Restate the data below word for word. Leave the images out.

##### MATERIAL SHOWN

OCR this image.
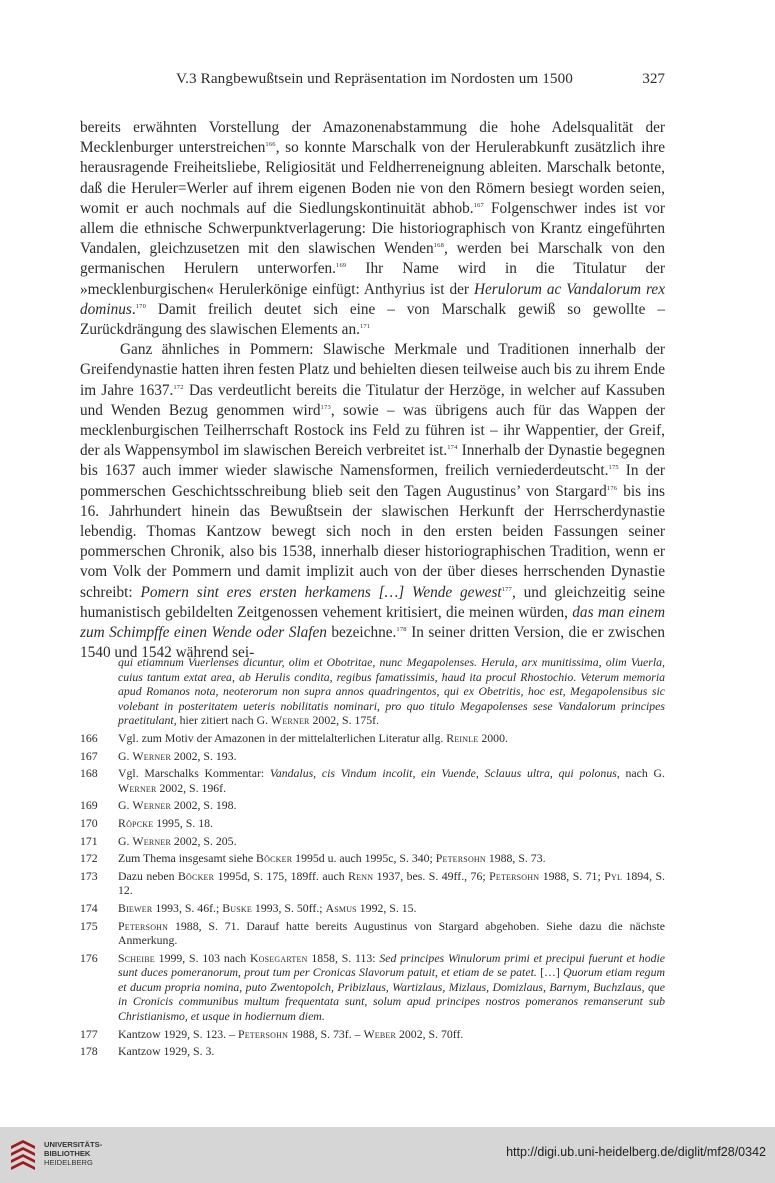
V.3 Rangbewußtsein und Repräsentation im Nordosten um 1500	327

bereits erwähnten Vorstellung der Amazonenabstammung die hohe Adelsqualität der Mecklenburger unterstreichen$^{166}$, so konnte Marschalk von der Herulerabkunft zusätzlich ihre herausragende Freiheitsliebe, Religiosität und Feldherreneignung ableiten. Marschalk betonte, daß die Heruler=Werler auf ihrem eigenen Boden nie von den Römern besiegt worden seien, womit er auch nochmals auf die Siedlungskontinuität abhob.$^{167}$ Folgenschwer indes ist vor allem die ethnische Schwerpunktverlagerung: Die historiographisch von Krantz eingeführten Vandalen, gleichzusetzen mit den slawischen Wenden$^{168}$, werden bei Marschalk von den germanischen Herulern unterworfen.$^{169}$ Ihr Name wird in die Titulatur der »mecklenburgischen« Herulerkönige einfügt: Anthyrius ist der Herulorum ac Vandalorum rex dominus.$^{170}$ Damit freilich deutet sich eine – von Marschalk gewiß so gewollte – Zurückdrängung des slawischen Elements an.$^{171}$

Ganz ähnliches in Pommern: Slawische Merkmale und Traditionen innerhalb der Greifendynastie hatten ihren festen Platz und behielten diesen teilweise auch bis zu ihrem Ende im Jahre 1637.$^{172}$ Das verdeutlicht bereits die Titulatur der Herzöge, in welcher auf Kassuben und Wenden Bezug genommen wird$^{173}$, sowie – was übrigens auch für das Wappen der mecklenburgischen Teilherrschaft Rostock ins Feld zu führen ist – ihr Wappentier, der Greif, der als Wappensymbol im slawischen Bereich verbreitet ist.$^{174}$ Innerhalb der Dynastie begegnen bis 1637 auch immer wieder slawische Namensformen, freilich verniederdeutscht.$^{175}$ In der pommerschen Geschichtsschreibung blieb seit den Tagen Augustinus’ von Stargard$^{176}$ bis ins 16. Jahrhundert hinein das Bewußtsein der slawischen Herkunft der Herrscherdynastie lebendig. Thomas Kantzow bewegt sich noch in den ersten beiden Fassungen seiner pommerschen Chronik, also bis 1538, innerhalb dieser historiographischen Tradition, wenn er vom Volk der Pommern und damit implizit auch von der über dieses herrschenden Dynastie schreibt: Pomern sint eres ersten herkamens […] Wende gewest$^{177}$, und gleichzeitig seine humanistisch gebildelten Zeitgenossen vehement kritisiert, die meinen würden, das man einem zum Schimpffe einen Wende oder Slafen bezeichne.$^{178}$ In seiner dritten Version, die er zwischen 1540 und 1542 während sei-

qui etiamnum Vuerlenses dicuntur, olim et Obotritae, nunc Megapolenses. Herula, arx munitissima, olim Vuerla, cuius tantum extat area, ab Herulis condita, regibus famatissimis, haud ita procul Rhostochio. Veterum memoria apud Romanos nota, neoterorum non supra annos quadringentos, qui ex Obetritis, hoc est, Megapolensibus sic volebant in posteritatem ueteris nobilitatis nominari, pro quo titulo Megapolenses sese Vandalorum principes praetitulant, hier zitiert nach G. Werner 2002, S. 175f.
166	Vgl. zum Motiv der Amazonen in der mittelalterlichen Literatur allg. Reinle 2000.
167	G. Werner 2002, S. 193.
168	Vgl. Marschalks Kommentar: Vandalus, cis Vindum incolit, ein Vuende, Sclauus ultra, qui polonus, nach G. Werner 2002, S. 196f.
169	G. Werner 2002, S. 198.
170	Röpcke 1995, S. 18.
171	G. Werner 2002, S. 205.
172	Zum Thema insgesamt siehe Böcker 1995d u. auch 1995c, S. 340; Petersohn 1988, S. 73.
173	Dazu neben Böcker 1995d, S. 175, 189ff. auch Renn 1937, bes. S. 49ff., 76; Petersohn 1988, S. 71; Pyl 1894, S. 12.
174	Biewer 1993, S. 46f.; Buske 1993, S. 50ff.; Asmus 1992, S. 15.
175	Petersohn 1988, S. 71. Darauf hatte bereits Augustinus von Stargard abgehoben. Siehe dazu die nächste Anmerkung.
176	Scheibe 1999, S. 103 nach Kosegarten 1858, S. 113: Sed principes Winulorum primi et precipui fuerunt et hodie sunt duces pomeranorum, prout tum per Cronicas Slavorum patuit, et etiam de se patet. […] Quorum etiam regum et ducum propria nomina, puto Zwentopolch, Pribizlaus, Wartizlaus, Mizlaus, Domizlaus, Barnym, Buchzlaus, que in Cronicis communibus multum frequentata sunt, solum apud principes nostros pomeranos remanserunt sub Christianismo, et usque in hodiernum diem.
177	Kantzow 1929, S. 123. – Petersohn 1988, S. 73f. – Weber 2002, S. 70ff.
178	Kantzow 1929, S. 3.
UNIVERSITÄTS-
BIBLIOTHEK
HEIDELBERG
http://digi.ub.uni-heidelberg.de/diglit/mf28/0342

##########

WRITTEN SOLUTION:
OCR this image.
V.3 Rangbewußtsein und Repräsentation im Nordosten um 1500	327

bereits erwähnten Vorstellung der Amazonenabstammung die hohe Adelsqualität der Mecklenburger unterstreichen$^{166}$, so konnte Marschalk von der Herulerabkunft zusätzlich ihre herausragende Freiheitsliebe, Religiosität und Feldherreneignung ableiten. Marschalk betonte, daß die Heruler=Werler auf ihrem eigenen Boden nie von den Römern besiegt worden seien, womit er auch nochmals auf die Siedlungskontinuität abhob.$^{167}$ Folgenschwer indes ist vor allem die ethnische Schwerpunktverlagerung: Die historiographisch von Krantz eingeführten Vandalen, gleichzusetzen mit den slawischen Wenden$^{168}$, werden bei Marschalk von den germanischen Herulern unterworfen.$^{169}$ Ihr Name wird in die Titulatur der »mecklenburgischen« Herulerkönige einfügt: Anthyrius ist der Herulorum ac Vandalorum rex dominus.$^{170}$ Damit freilich deutet sich eine – von Marschalk gewiß so gewollte – Zurückdrängung des slawischen Elements an.$^{171}$

Ganz ähnliches in Pommern: Slawische Merkmale und Traditionen innerhalb der Greifendynastie hatten ihren festen Platz und behielten diesen teilweise auch bis zu ihrem Ende im Jahre 1637.$^{172}$ Das verdeutlicht bereits die Titulatur der Herzöge, in welcher auf Kassuben und Wenden Bezug genommen wird$^{173}$, sowie – was übrigens auch für das Wappen der mecklenburgischen Teilherrschaft Rostock ins Feld zu führen ist – ihr Wappentier, der Greif, der als Wappensymbol im slawischen Bereich verbreitet ist.$^{174}$ Innerhalb der Dynastie begegnen bis 1637 auch immer wieder slawische Namensformen, freilich verniederdeutscht.$^{175}$ In der pommerschen Geschichtsschreibung blieb seit den Tagen Augustinus’ von Stargard$^{176}$ bis ins 16. Jahrhundert hinein das Bewußtsein der slawischen Herkunft der Herrscherdynastie lebendig. Thomas Kantzow bewegt sich noch in den ersten beiden Fassungen seiner pommerschen Chronik, also bis 1538, innerhalb dieser historiographischen Tradition, wenn er vom Volk der Pommern und damit implizit auch von der über dieses herrschenden Dynastie schreibt: Pomern sint eres ersten herkamens […] Wende gewest$^{177}$, und gleichzeitig seine humanistisch gebildelten Zeitgenossen vehement kritisiert, die meinen würden, das man einem zum Schimpffe einen Wende oder Slafen bezeichne.$^{178}$ In seiner dritten Version, die er zwischen 1540 und 1542 während sei-

qui etiamnum Vuerlenses dicuntur, olim et Obotritae, nunc Megapolenses. Herula, arx munitissima, olim Vuerla, cuius tantum extat area, ab Herulis condita, regibus famatissimis, haud ita procul Rhostochio. Veterum memoria apud Romanos nota, neoterorum non supra annos quadringentos, qui ex Obetritis, hoc est, Megapolensibus sic volebant in posteritatem ueteris nobilitatis nominari, pro quo titulo Megapolenses sese Vandalorum principes praetitulant, hier zitiert nach G. Werner 2002, S. 175f.
166	Vgl. zum Motiv der Amazonen in der mittelalterlichen Literatur allg. Reinle 2000.
167	G. Werner 2002, S. 193.
168	Vgl. Marschalks Kommentar: Vandalus, cis Vindum incolit, ein Vuende, Sclauus ultra, qui polonus, nach G. Werner 2002, S. 196f.
169	G. Werner 2002, S. 198.
170	Röpcke 1995, S. 18.
171	G. Werner 2002, S. 205.
172	Zum Thema insgesamt siehe Böcker 1995d u. auch 1995c, S. 340; Petersohn 1988, S. 73.
173	Dazu neben Böcker 1995d, S. 175, 189ff. auch Renn 1937, bes. S. 49ff., 76; Petersohn 1988, S. 71; Pyl 1894, S. 12.
174	Biewer 1993, S. 46f.; Buske 1993, S. 50ff.; Asmus 1992, S. 15.
175	Petersohn 1988, S. 71. Darauf hatte bereits Augustinus von Stargard abgehoben. Siehe dazu die nächste Anmerkung.
176	Scheibe 1999, S. 103 nach Kosegarten 1858, S. 113: Sed principes Winulorum primi et precipui fuerunt et hodie sunt duces pomeranorum, prout tum per Cronicas Slavorum patuit, et etiam de se patet. […] Quorum etiam regum et ducum propria nomina, puto Zwentopolch, Pribizlaus, Wartizlaus, Mizlaus, Domizlaus, Barnym, Buchzlaus, que in Cronicis communibus multum frequentata sunt, solum apud principes nostros pomeranos remanserunt sub Christianismo, et usque in hodiernum diem.
177	Kantzow 1929, S. 123. – Petersohn 1988, S. 73f. – Weber 2002, S. 70ff.
178	Kantzow 1929, S. 3.
UNIVERSITÄTS-
BIBLIOTHEK
HEIDELBERG
http://digi.ub.uni-heidelberg.de/diglit/mf28/0342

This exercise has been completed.